Data:

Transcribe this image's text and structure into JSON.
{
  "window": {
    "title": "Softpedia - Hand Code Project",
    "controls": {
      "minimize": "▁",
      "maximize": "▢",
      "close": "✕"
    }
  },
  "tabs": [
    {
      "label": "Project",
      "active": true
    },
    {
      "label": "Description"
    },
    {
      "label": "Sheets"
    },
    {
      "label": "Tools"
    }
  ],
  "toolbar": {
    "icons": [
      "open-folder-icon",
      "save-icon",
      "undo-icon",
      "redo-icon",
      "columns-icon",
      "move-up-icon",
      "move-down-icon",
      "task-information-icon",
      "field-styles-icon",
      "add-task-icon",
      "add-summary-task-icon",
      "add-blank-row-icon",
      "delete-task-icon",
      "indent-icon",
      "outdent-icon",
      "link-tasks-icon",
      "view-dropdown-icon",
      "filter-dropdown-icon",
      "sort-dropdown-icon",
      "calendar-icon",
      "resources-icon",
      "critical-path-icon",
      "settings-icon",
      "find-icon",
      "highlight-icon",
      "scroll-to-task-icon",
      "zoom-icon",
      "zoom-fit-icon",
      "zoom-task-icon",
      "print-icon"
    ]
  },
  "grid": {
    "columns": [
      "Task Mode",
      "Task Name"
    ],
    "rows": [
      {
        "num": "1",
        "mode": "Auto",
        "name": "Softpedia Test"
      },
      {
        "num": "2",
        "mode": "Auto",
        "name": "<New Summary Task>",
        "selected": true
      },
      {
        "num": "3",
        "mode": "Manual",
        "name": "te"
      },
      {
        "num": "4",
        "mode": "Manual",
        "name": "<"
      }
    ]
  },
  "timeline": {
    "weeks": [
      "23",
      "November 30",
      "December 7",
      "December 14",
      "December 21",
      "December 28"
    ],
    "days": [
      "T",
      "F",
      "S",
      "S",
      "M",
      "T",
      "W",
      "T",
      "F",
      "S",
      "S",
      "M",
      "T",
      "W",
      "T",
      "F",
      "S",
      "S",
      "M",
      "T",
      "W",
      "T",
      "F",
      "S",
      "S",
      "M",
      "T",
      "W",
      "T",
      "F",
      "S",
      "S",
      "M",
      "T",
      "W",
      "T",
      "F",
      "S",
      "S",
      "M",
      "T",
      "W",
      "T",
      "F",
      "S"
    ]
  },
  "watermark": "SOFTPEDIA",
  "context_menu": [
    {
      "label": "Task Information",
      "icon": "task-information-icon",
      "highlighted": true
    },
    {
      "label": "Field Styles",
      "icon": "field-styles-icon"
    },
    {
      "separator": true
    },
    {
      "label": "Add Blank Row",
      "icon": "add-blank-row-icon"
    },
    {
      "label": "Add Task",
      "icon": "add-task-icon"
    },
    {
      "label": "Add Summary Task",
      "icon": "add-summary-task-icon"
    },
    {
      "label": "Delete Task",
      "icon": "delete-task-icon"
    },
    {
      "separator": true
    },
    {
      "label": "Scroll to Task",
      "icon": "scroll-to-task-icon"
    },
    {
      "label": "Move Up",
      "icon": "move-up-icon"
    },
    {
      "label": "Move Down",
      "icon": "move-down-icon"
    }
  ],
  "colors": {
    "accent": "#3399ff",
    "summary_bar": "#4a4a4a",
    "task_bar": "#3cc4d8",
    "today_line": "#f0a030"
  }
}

Aim:
Restate each record exactly as written.

Answer for the task:
Transcribe this image's text and structure into JSON.
{
  "window": {
    "title": "Softpedia - Hand Code Project",
    "controls": {
      "minimize": "▁",
      "maximize": "▢",
      "close": "✕"
    }
  },
  "tabs": [
    {
      "label": "Project",
      "active": true
    },
    {
      "label": "Description"
    },
    {
      "label": "Sheets"
    },
    {
      "label": "Tools"
    }
  ],
  "toolbar": {
    "icons": [
      "open-folder-icon",
      "save-icon",
      "undo-icon",
      "redo-icon",
      "columns-icon",
      "move-up-icon",
      "move-down-icon",
      "task-information-icon",
      "field-styles-icon",
      "add-task-icon",
      "add-summary-task-icon",
      "add-blank-row-icon",
      "delete-task-icon",
      "indent-icon",
      "outdent-icon",
      "link-tasks-icon",
      "view-dropdown-icon",
      "filter-dropdown-icon",
      "sort-dropdown-icon",
      "calendar-icon",
      "resources-icon",
      "critical-path-icon",
      "settings-icon",
      "find-icon",
      "highlight-icon",
      "scroll-to-task-icon",
      "zoom-icon",
      "zoom-fit-icon",
      "zoom-task-icon",
      "print-icon"
    ]
  },
  "grid": {
    "columns": [
      "Task Mode",
      "Task Name"
    ],
    "rows": [
      {
        "num": "1",
        "mode": "Auto",
        "name": "Softpedia Test"
      },
      {
        "num": "2",
        "mode": "Auto",
        "name": "<New Summary Task>",
        "selected": true
      },
      {
        "num": "3",
        "mode": "Manual",
        "name": "te"
      },
      {
        "num": "4",
        "mode": "Manual",
        "name": "<"
      }
    ]
  },
  "timeline": {
    "weeks": [
      "23",
      "November 30",
      "December 7",
      "December 14",
      "December 21",
      "December 28"
    ],
    "days": [
      "T",
      "F",
      "S",
      "S",
      "M",
      "T",
      "W",
      "T",
      "F",
      "S",
      "S",
      "M",
      "T",
      "W",
      "T",
      "F",
      "S",
      "S",
      "M",
      "T",
      "W",
      "T",
      "F",
      "S",
      "S",
      "M",
      "T",
      "W",
      "T",
      "F",
      "S",
      "S",
      "M",
      "T",
      "W",
      "T",
      "F",
      "S",
      "S",
      "M",
      "T",
      "W",
      "T",
      "F",
      "S"
    ]
  },
  "watermark": "SOFTPEDIA",
  "context_menu": [
    {
      "label": "Task Information",
      "icon": "task-information-icon",
      "highlighted": true
    },
    {
      "label": "Field Styles",
      "icon": "field-styles-icon"
    },
    {
      "separator": true
    },
    {
      "label": "Add Blank Row",
      "icon": "add-blank-row-icon"
    },
    {
      "label": "Add Task",
      "icon": "add-task-icon"
    },
    {
      "label": "Add Summary Task",
      "icon": "add-summary-task-icon"
    },
    {
      "label": "Delete Task",
      "icon": "delete-task-icon"
    },
    {
      "separator": true
    },
    {
      "label": "Scroll to Task",
      "icon": "scroll-to-task-icon"
    },
    {
      "label": "Move Up",
      "icon": "move-up-icon"
    },
    {
      "label": "Move Down",
      "icon": "move-down-icon"
    }
  ],
  "colors": {
    "accent": "#3399ff",
    "summary_bar": "#4a4a4a",
    "task_bar": "#3cc4d8",
    "today_line": "#f0a030"
  }
}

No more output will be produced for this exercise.